EXERCISE AIM
Word for word, restate every entry that follows.
-*-*-
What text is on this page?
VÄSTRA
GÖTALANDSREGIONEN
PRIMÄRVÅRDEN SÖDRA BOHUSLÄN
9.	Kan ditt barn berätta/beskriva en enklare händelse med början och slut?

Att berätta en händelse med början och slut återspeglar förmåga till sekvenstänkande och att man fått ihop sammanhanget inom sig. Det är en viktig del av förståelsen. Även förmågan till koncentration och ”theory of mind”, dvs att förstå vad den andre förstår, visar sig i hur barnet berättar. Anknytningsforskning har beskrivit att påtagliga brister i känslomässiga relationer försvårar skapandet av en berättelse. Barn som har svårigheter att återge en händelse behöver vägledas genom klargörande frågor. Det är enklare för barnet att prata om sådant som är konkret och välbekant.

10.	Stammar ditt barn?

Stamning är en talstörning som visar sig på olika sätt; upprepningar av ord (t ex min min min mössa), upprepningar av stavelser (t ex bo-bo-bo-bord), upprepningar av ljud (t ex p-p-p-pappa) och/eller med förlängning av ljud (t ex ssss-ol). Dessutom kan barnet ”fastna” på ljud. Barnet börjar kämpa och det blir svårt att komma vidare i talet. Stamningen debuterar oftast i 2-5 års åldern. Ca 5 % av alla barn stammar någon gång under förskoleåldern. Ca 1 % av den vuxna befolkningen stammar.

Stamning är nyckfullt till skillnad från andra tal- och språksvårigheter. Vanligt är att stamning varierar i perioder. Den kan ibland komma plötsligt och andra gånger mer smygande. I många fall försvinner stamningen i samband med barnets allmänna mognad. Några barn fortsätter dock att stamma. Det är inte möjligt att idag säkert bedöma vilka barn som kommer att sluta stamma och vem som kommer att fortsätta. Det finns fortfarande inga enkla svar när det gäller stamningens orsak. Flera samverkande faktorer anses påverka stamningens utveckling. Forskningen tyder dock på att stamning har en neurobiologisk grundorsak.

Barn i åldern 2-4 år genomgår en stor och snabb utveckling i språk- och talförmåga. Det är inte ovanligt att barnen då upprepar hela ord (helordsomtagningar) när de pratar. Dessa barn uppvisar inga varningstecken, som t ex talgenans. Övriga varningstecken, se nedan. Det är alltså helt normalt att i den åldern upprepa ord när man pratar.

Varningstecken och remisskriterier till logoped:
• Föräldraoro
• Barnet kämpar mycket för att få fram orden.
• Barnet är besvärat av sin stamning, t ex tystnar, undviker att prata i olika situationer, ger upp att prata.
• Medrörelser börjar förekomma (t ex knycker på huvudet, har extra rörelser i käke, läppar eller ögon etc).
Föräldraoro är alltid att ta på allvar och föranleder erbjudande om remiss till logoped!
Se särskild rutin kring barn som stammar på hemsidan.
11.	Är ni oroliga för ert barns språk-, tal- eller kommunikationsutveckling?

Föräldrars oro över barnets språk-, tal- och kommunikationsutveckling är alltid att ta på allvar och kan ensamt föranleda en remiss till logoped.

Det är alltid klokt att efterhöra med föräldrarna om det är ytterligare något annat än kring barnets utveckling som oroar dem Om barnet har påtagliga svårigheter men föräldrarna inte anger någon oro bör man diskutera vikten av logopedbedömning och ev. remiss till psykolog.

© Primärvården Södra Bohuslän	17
-*-*-
ANSWER FOR THE TASK
What text is on this page?
VÄSTRA
GÖTALANDSREGIONEN
PRIMÄRVÅRDEN SÖDRA BOHUSLÄN
9.	Kan ditt barn berätta/beskriva en enklare händelse med början och slut?

Att berätta en händelse med början och slut återspeglar förmåga till sekvenstänkande och att man fått ihop sammanhanget inom sig. Det är en viktig del av förståelsen. Även förmågan till koncentration och ”theory of mind”, dvs att förstå vad den andre förstår, visar sig i hur barnet berättar. Anknytningsforskning har beskrivit att påtagliga brister i känslomässiga relationer försvårar skapandet av en berättelse. Barn som har svårigheter att återge en händelse behöver vägledas genom klargörande frågor. Det är enklare för barnet att prata om sådant som är konkret och välbekant.

10.	Stammar ditt barn?

Stamning är en talstörning som visar sig på olika sätt; upprepningar av ord (t ex min min min mössa), upprepningar av stavelser (t ex bo-bo-bo-bord), upprepningar av ljud (t ex p-p-p-pappa) och/eller med förlängning av ljud (t ex ssss-ol). Dessutom kan barnet ”fastna” på ljud. Barnet börjar kämpa och det blir svårt att komma vidare i talet. Stamningen debuterar oftast i 2-5 års åldern. Ca 5 % av alla barn stammar någon gång under förskoleåldern. Ca 1 % av den vuxna befolkningen stammar.

Stamning är nyckfullt till skillnad från andra tal- och språksvårigheter. Vanligt är att stamning varierar i perioder. Den kan ibland komma plötsligt och andra gånger mer smygande. I många fall försvinner stamningen i samband med barnets allmänna mognad. Några barn fortsätter dock att stamma. Det är inte möjligt att idag säkert bedöma vilka barn som kommer att sluta stamma och vem som kommer att fortsätta. Det finns fortfarande inga enkla svar när det gäller stamningens orsak. Flera samverkande faktorer anses påverka stamningens utveckling. Forskningen tyder dock på att stamning har en neurobiologisk grundorsak.

Barn i åldern 2-4 år genomgår en stor och snabb utveckling i språk- och talförmåga. Det är inte ovanligt att barnen då upprepar hela ord (helordsomtagningar) när de pratar. Dessa barn uppvisar inga varningstecken, som t ex talgenans. Övriga varningstecken, se nedan. Det är alltså helt normalt att i den åldern upprepa ord när man pratar.

Varningstecken och remisskriterier till logoped:
• Föräldraoro
• Barnet kämpar mycket för att få fram orden.
• Barnet är besvärat av sin stamning, t ex tystnar, undviker att prata i olika situationer, ger upp att prata.
• Medrörelser börjar förekomma (t ex knycker på huvudet, har extra rörelser i käke, läppar eller ögon etc).
Föräldraoro är alltid att ta på allvar och föranleder erbjudande om remiss till logoped!
Se särskild rutin kring barn som stammar på hemsidan.
11.	Är ni oroliga för ert barns språk-, tal- eller kommunikationsutveckling?

Föräldrars oro över barnets språk-, tal- och kommunikationsutveckling är alltid att ta på allvar och kan ensamt föranleda en remiss till logoped.

Det är alltid klokt att efterhöra med föräldrarna om det är ytterligare något annat än kring barnets utveckling som oroar dem Om barnet har påtagliga svårigheter men föräldrarna inte anger någon oro bör man diskutera vikten av logopedbedömning och ev. remiss till psykolog.

© Primärvården Södra Bohuslän	17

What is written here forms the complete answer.